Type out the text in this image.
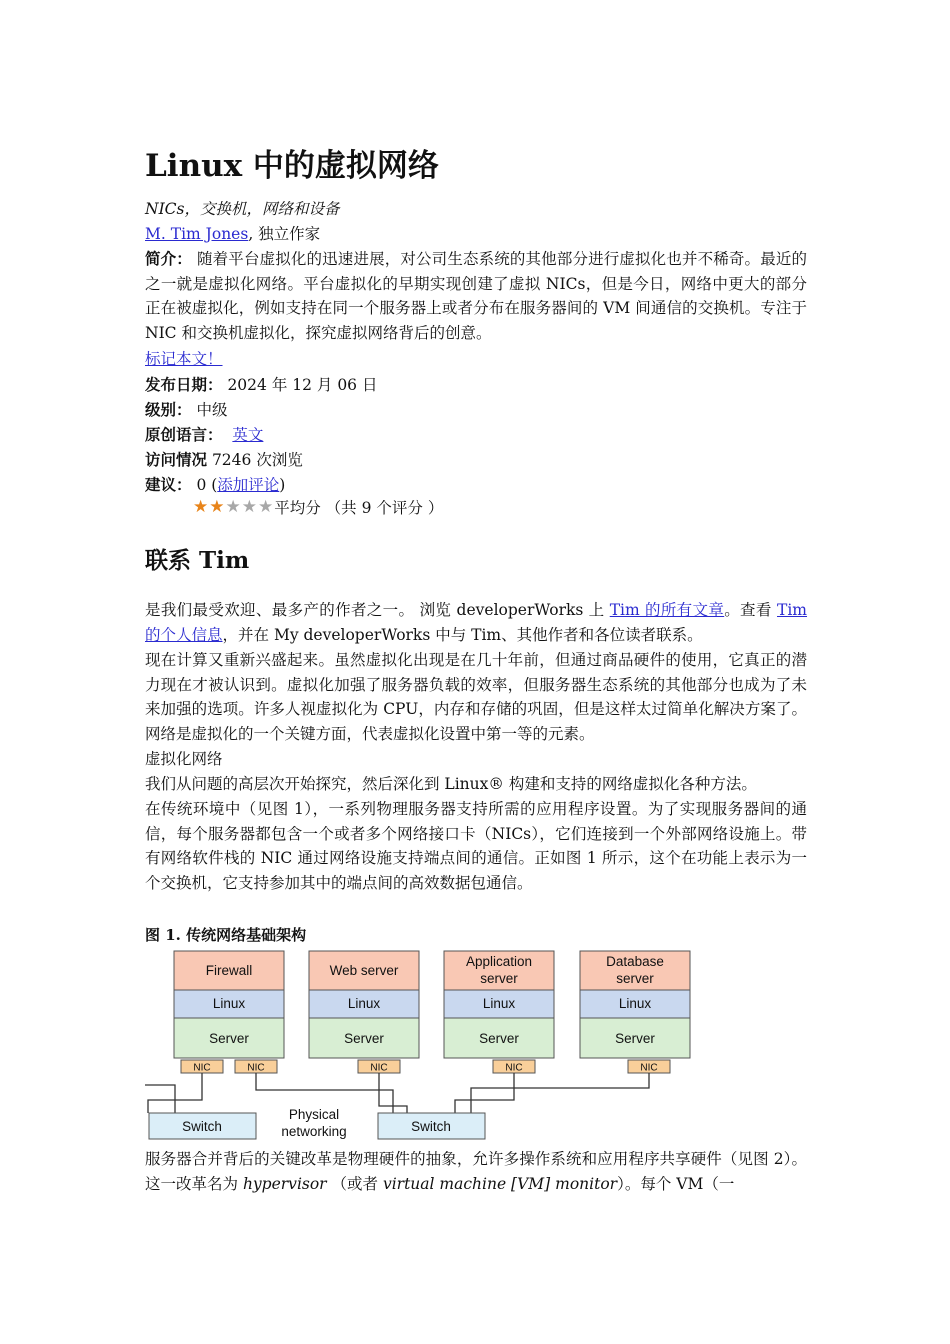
Linux 中的虚拟网络
NICs，交换机，网络和设备
M. Tim Jones, 独立作家
简介： 随着平台虚拟化的迅速进展，对公司生态系统的其他部分进行虚拟化也并不稀奇。最近的之一就是虚拟化网络。平台虚拟化的早期实现创建了虚拟 NICs，但是今日，网络中更大的部分正在被虚拟化，例如支持在同一个服务器上或者分布在服务器间的 VM 间通信的交换机。专注于 NIC 和交换机虚拟化，探究虚拟网络背后的创意。
标记本文！
发布日期： 2024 年 12 月 06 日
级别： 中级
原创语言： 英文
访问情况 7246 次浏览
建议： 0 (添加评论)
★★★★★ 平均分 （共 9 个评分 ）
联系 Tim
是我们最受欢迎、最多产的作者之一。 浏览 developerWorks 上 Tim 的所有文章。查看 Tim 的个人信息，并在 My developerWorks 中与 Tim、其他作者和各位读者联系。
现在计算又重新兴盛起来。虽然虚拟化出现是在几十年前，但通过商品硬件的使用，它真正的潜力现在才被认识到。虚拟化加强了服务器负载的效率，但服务器生态系统的其他部分也成为了未来加强的选项。许多人视虚拟化为 CPU，内存和存储的巩固，但是这样太过简单化解决方案了。网络是虚拟化的一个关键方面，代表虚拟化设置中第一等的元素。
虚拟化网络
我们从问题的高层次开始探究，然后深化到 Linux® 构建和支持的网络虚拟化各种方法。
在传统环境中（见图 1），一系列物理服务器支持所需的应用程序设置。为了实现服务器间的通信，每个服务器都包含一个或者多个网络接口卡（NICs），它们连接到一个外部网络设施上。带有网络软件栈的 NIC 通过网络设施支持端点间的通信。正如图 1 所示，这个在功能上表示为一个交换机，它支持参加其中的端点间的高效数据包通信。
图 1. 传统网络基础架构
服务器合并背后的关键改革是物理硬件的抽象，允许多操作系统和应用程序共享硬件（见图 2）。这一改革名为 hypervisor （或者 virtual machine [VM] monitor）。每个 VM（一
Firewall
Linux
Server
Web server
Linux
Server
Application
server
Linux
Server
Database
server
Linux
Server
NIC	NIC	NIC	NIC	NIC
Switch	Switch
Physical
networking
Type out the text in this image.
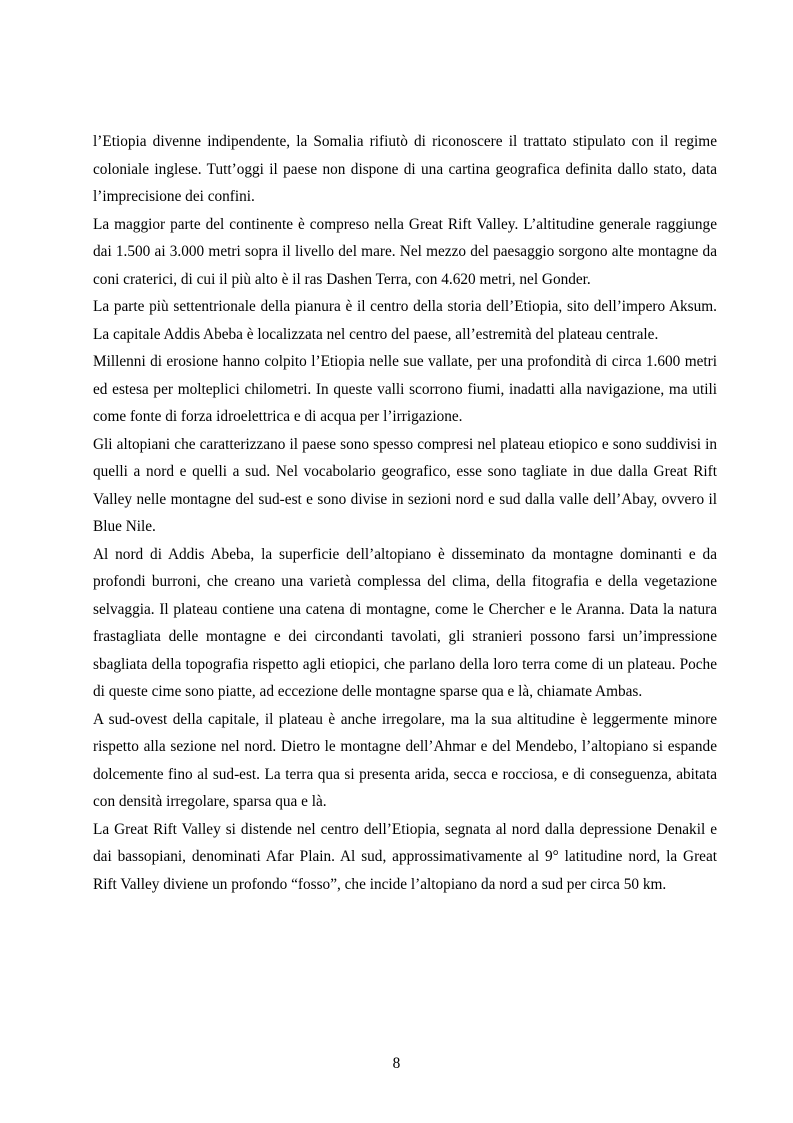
l’Etiopia divenne indipendente, la Somalia rifiutò di riconoscere il trattato stipulato con il regime coloniale inglese. Tutt’oggi il paese non dispone di una cartina geografica definita dallo stato, data l’imprecisione dei confini.

La maggior parte del continente è compreso nella Great Rift Valley. L’altitudine generale raggiunge dai 1.500 ai 3.000 metri sopra il livello del mare. Nel mezzo del paesaggio sorgono alte montagne da coni craterici, di cui il più alto è il ras Dashen Terra, con 4.620 metri, nel Gonder.

La parte più settentrionale della pianura è il centro della storia dell’Etiopia, sito dell’impero Aksum. La capitale Addis Abeba è localizzata nel centro del paese, all’estremità del plateau centrale.

Millenni di erosione hanno colpito l’Etiopia nelle sue vallate, per una profondità di circa 1.600 metri ed estesa per molteplici chilometri. In queste valli scorrono fiumi, inadatti alla navigazione, ma utili come fonte di forza idroelettrica e di acqua per l’irrigazione.

Gli altopiani che caratterizzano il paese sono spesso compresi nel plateau etiopico e sono suddivisi in quelli a nord e quelli a sud. Nel vocabolario geografico, esse sono tagliate in due dalla Great Rift Valley nelle montagne del sud-est e sono divise in sezioni nord e sud dalla valle dell’Abay, ovvero il Blue Nile.

Al nord di Addis Abeba, la superficie dell’altopiano è disseminato da montagne dominanti e da profondi burroni, che creano una varietà complessa del clima, della fitografia e della vegetazione selvaggia. Il plateau contiene una catena di montagne, come le Chercher e le Aranna. Data la natura frastagliata delle montagne e dei circondanti tavolati, gli stranieri possono farsi un’impressione sbagliata della topografia rispetto agli etiopici, che parlano della loro terra come di un plateau. Poche di queste cime sono piatte, ad eccezione delle montagne sparse qua e là, chiamate Ambas.

A sud-ovest della capitale, il plateau è anche irregolare, ma la sua altitudine è leggermente minore rispetto alla sezione nel nord. Dietro le montagne dell’Ahmar e del Mendebo, l’altopiano si espande dolcemente fino al sud-est. La terra qua si presenta arida, secca e rocciosa, e di conseguenza, abitata con densità irregolare, sparsa qua e là.

La Great Rift Valley si distende nel centro dell’Etiopia, segnata al nord dalla depressione Denakil e dai bassopiani, denominati Afar Plain. Al sud, approssimativamente al 9° latitudine nord, la Great Rift Valley diviene un profondo “fosso”, che incide l’altopiano da nord a sud per circa 50 km.

8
========
### YOUR GOAL:
Skip the pictures and transcribe the rest of the records exactly.

### RESPONSE FOR THIS EXERCISE:
Type out the text in this image.
Linux 中的虚拟网络
NICs，交换机，网络和设备
M. Tim Jones, 独立作家
简介： 随着平台虚拟化的迅速进展，对公司生态系统的其他部分进行虚拟化也并不稀奇。最近的之一就是虚拟化网络。平台虚拟化的早期实现创建了虚拟 NICs，但是今日，网络中更大的部分正在被虚拟化，例如支持在同一个服务器上或者分布在服务器间的 VM 间通信的交换机。专注于 NIC 和交换机虚拟化，探究虚拟网络背后的创意。
标记本文！
发布日期： 2024 年 12 月 06 日
级别： 中级
原创语言： 英文
访问情况 7246 次浏览
建议： 0 (添加评论)
★★★★★ 平均分 （共 9 个评分 ）
联系 Tim
是我们最受欢迎、最多产的作者之一。 浏览 developerWorks 上 Tim 的所有文章。查看 Tim 的个人信息，并在 My developerWorks 中与 Tim、其他作者和各位读者联系。
现在计算又重新兴盛起来。虽然虚拟化出现是在几十年前，但通过商品硬件的使用，它真正的潜力现在才被认识到。虚拟化加强了服务器负载的效率，但服务器生态系统的其他部分也成为了未来加强的选项。许多人视虚拟化为 CPU，内存和存储的巩固，但是这样太过简单化解决方案了。网络是虚拟化的一个关键方面，代表虚拟化设置中第一等的元素。
虚拟化网络
我们从问题的高层次开始探究，然后深化到 Linux® 构建和支持的网络虚拟化各种方法。
在传统环境中（见图 1），一系列物理服务器支持所需的应用程序设置。为了实现服务器间的通信，每个服务器都包含一个或者多个网络接口卡（NICs），它们连接到一个外部网络设施上。带有网络软件栈的 NIC 通过网络设施支持端点间的通信。正如图 1 所示，这个在功能上表示为一个交换机，它支持参加其中的端点间的高效数据包通信。
图 1. 传统网络基础架构
服务器合并背后的关键改革是物理硬件的抽象，允许多操作系统和应用程序共享硬件（见图 2）。这一改革名为 hypervisor （或者 virtual machine [VM] monitor）。每个 VM（一
Firewall
Linux
Server
Web server
Linux
Server
Application
server
Linux
Server
Database
server
Linux
Server
NIC	NIC	NIC	NIC	NIC
Switch	Switch
Physical
networking
Type out the text in this image.
l’Etiopia divenne indipendente, la Somalia rifiutò di riconoscere il trattato stipulato con il regime coloniale inglese. Tutt’oggi il paese non dispone di una cartina geografica definita dallo stato, data l’imprecisione dei confini.

La maggior parte del continente è compreso nella Great Rift Valley. L’altitudine generale raggiunge dai 1.500 ai 3.000 metri sopra il livello del mare. Nel mezzo del paesaggio sorgono alte montagne da coni craterici, di cui il più alto è il ras Dashen Terra, con 4.620 metri, nel Gonder.

La parte più settentrionale della pianura è il centro della storia dell’Etiopia, sito dell’impero Aksum. La capitale Addis Abeba è localizzata nel centro del paese, all’estremità del plateau centrale.

Millenni di erosione hanno colpito l’Etiopia nelle sue vallate, per una profondità di circa 1.600 metri ed estesa per molteplici chilometri. In queste valli scorrono fiumi, inadatti alla navigazione, ma utili come fonte di forza idroelettrica e di acqua per l’irrigazione.

Gli altopiani che caratterizzano il paese sono spesso compresi nel plateau etiopico e sono suddivisi in quelli a nord e quelli a sud. Nel vocabolario geografico, esse sono tagliate in due dalla Great Rift Valley nelle montagne del sud-est e sono divise in sezioni nord e sud dalla valle dell’Abay, ovvero il Blue Nile.

Al nord di Addis Abeba, la superficie dell’altopiano è disseminato da montagne dominanti e da profondi burroni, che creano una varietà complessa del clima, della fitografia e della vegetazione selvaggia. Il plateau contiene una catena di montagne, come le Chercher e le Aranna. Data la natura frastagliata delle montagne e dei circondanti tavolati, gli stranieri possono farsi un’impressione sbagliata della topografia rispetto agli etiopici, che parlano della loro terra come di un plateau. Poche di queste cime sono piatte, ad eccezione delle montagne sparse qua e là, chiamate Ambas.

A sud-ovest della capitale, il plateau è anche irregolare, ma la sua altitudine è leggermente minore rispetto alla sezione nel nord. Dietro le montagne dell’Ahmar e del Mendebo, l’altopiano si espande dolcemente fino al sud-est. La terra qua si presenta arida, secca e rocciosa, e di conseguenza, abitata con densità irregolare, sparsa qua e là.

La Great Rift Valley si distende nel centro dell’Etiopia, segnata al nord dalla depressione Denakil e dai bassopiani, denominati Afar Plain. Al sud, approssimativamente al 9° latitudine nord, la Great Rift Valley diviene un profondo “fosso”, che incide l’altopiano da nord a sud per circa 50 km.

8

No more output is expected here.